::: Rows

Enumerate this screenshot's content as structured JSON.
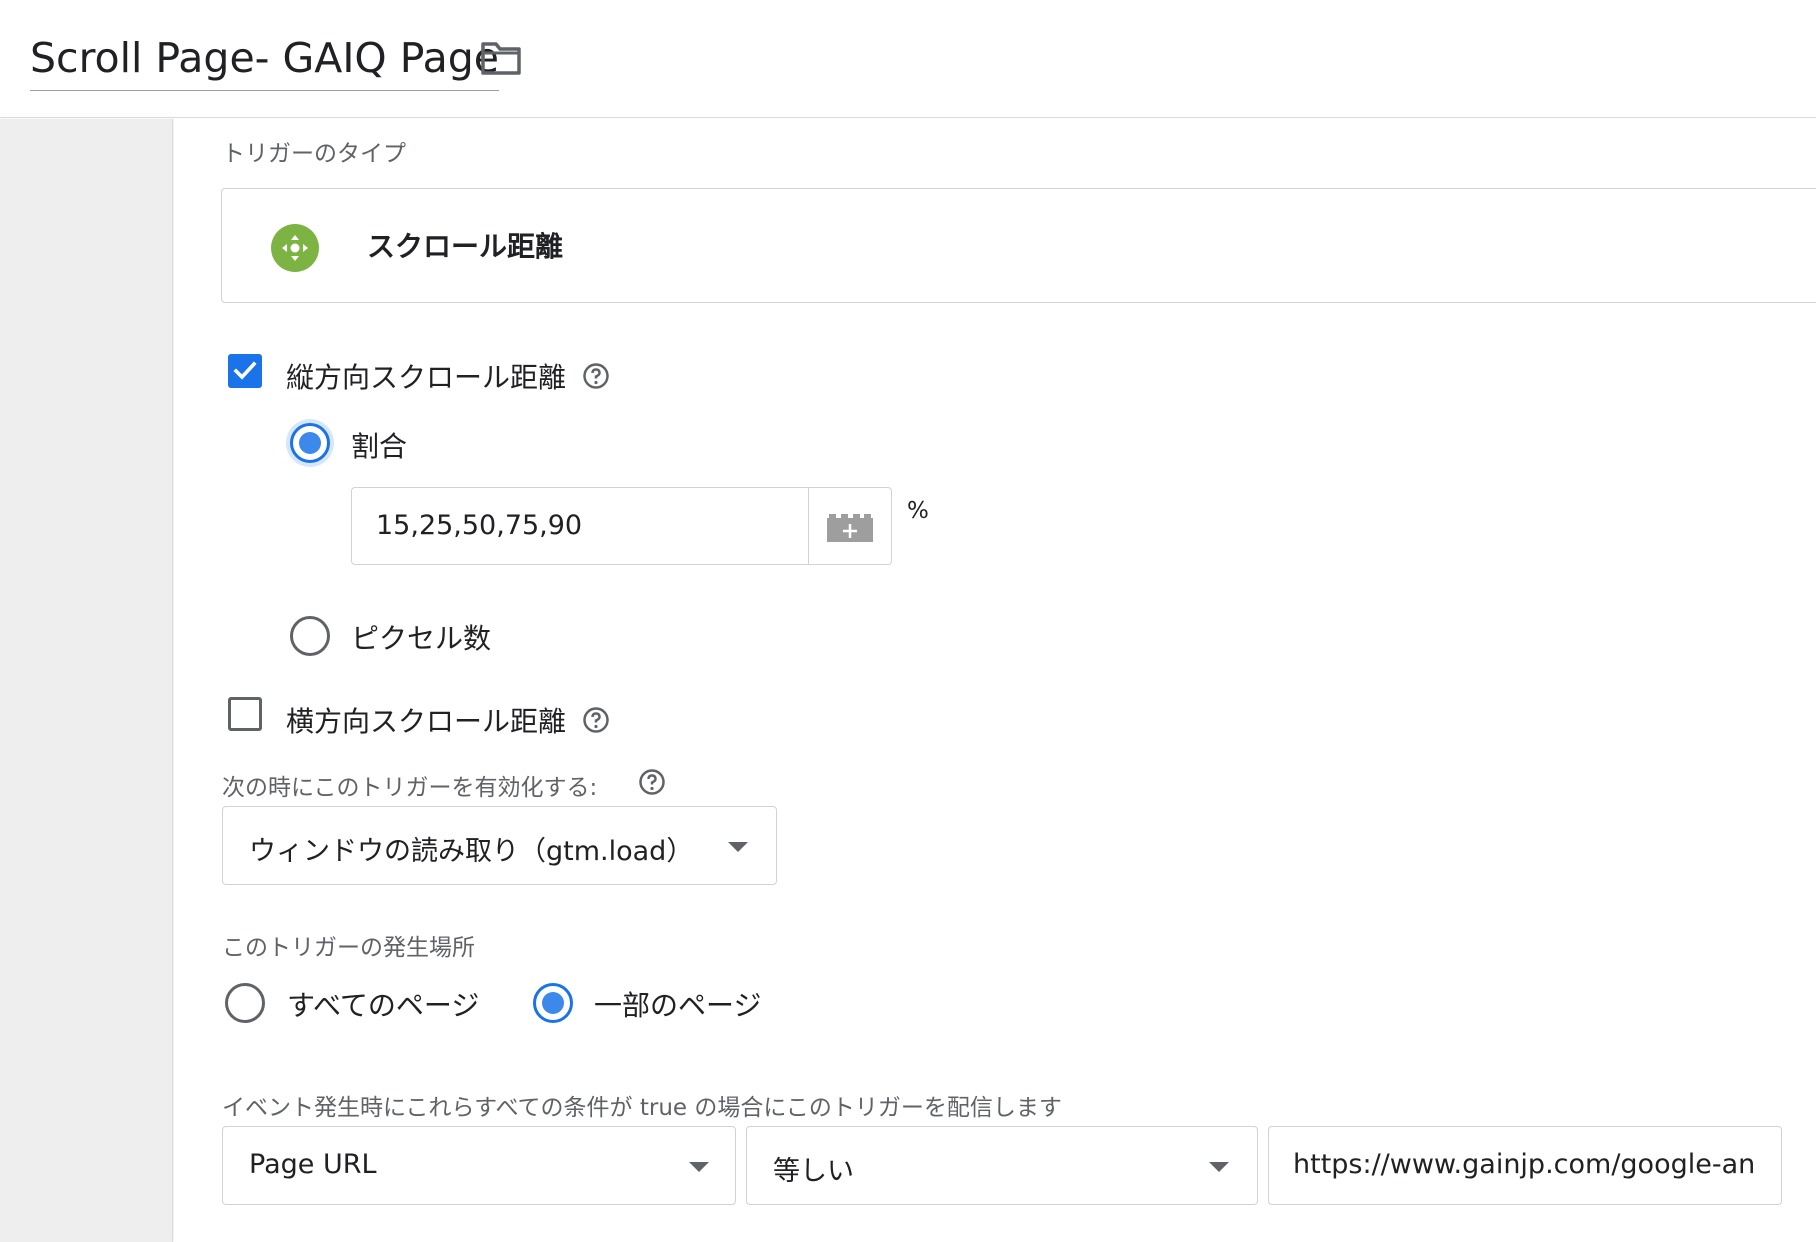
{
  "header": {
    "title": "Scroll Page- GAIQ Page",
    "folder_icon": "folder-icon"
  },
  "trigger_type": {
    "label": "トリガーのタイプ",
    "name": "スクロール距離",
    "icon": "scroll-move-icon",
    "icon_color": "#7cb342"
  },
  "vertical": {
    "label": "縦方向スクロール距離",
    "checked": true,
    "percent_option": "割合",
    "percent_selected": true,
    "percent_value": "15,25,50,75,90",
    "percent_unit": "%",
    "pixel_option": "ピクセル数",
    "pixel_selected": false
  },
  "horizontal": {
    "label": "横方向スクロール距離",
    "checked": false
  },
  "enable_when": {
    "label": "次の時にこのトリガーを有効化する:",
    "value": "ウィンドウの読み取り（gtm.load）"
  },
  "fires_on": {
    "label": "このトリガーの発生場所",
    "all_pages": "すべてのページ",
    "some_pages": "一部のページ",
    "selected": "some_pages"
  },
  "conditions": {
    "label": "イベント発生時にこれらすべての条件が true の場合にこのトリガーを配信します",
    "variable": "Page URL",
    "operator": "等しい",
    "value": "https://www.gainjp.com/google-an"
  },
  "colors": {
    "accent": "#1a73e8",
    "trigger_icon": "#7cb342"
  }
}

::::::

• _Required task_
All of the records need repeating exactly, except for the pictures.

• _Response to this exercise_
Enumerate this screenshot's content as structured JSON.
{
  "header": {
    "title": "Scroll Page- GAIQ Page",
    "folder_icon": "folder-icon"
  },
  "trigger_type": {
    "label": "トリガーのタイプ",
    "name": "スクロール距離",
    "icon": "scroll-move-icon",
    "icon_color": "#7cb342"
  },
  "vertical": {
    "label": "縦方向スクロール距離",
    "checked": true,
    "percent_option": "割合",
    "percent_selected": true,
    "percent_value": "15,25,50,75,90",
    "percent_unit": "%",
    "pixel_option": "ピクセル数",
    "pixel_selected": false
  },
  "horizontal": {
    "label": "横方向スクロール距離",
    "checked": false
  },
  "enable_when": {
    "label": "次の時にこのトリガーを有効化する:",
    "value": "ウィンドウの読み取り（gtm.load）"
  },
  "fires_on": {
    "label": "このトリガーの発生場所",
    "all_pages": "すべてのページ",
    "some_pages": "一部のページ",
    "selected": "some_pages"
  },
  "conditions": {
    "label": "イベント発生時にこれらすべての条件が true の場合にこのトリガーを配信します",
    "variable": "Page URL",
    "operator": "等しい",
    "value": "https://www.gainjp.com/google-an"
  },
  "colors": {
    "accent": "#1a73e8",
    "trigger_icon": "#7cb342"
  }
}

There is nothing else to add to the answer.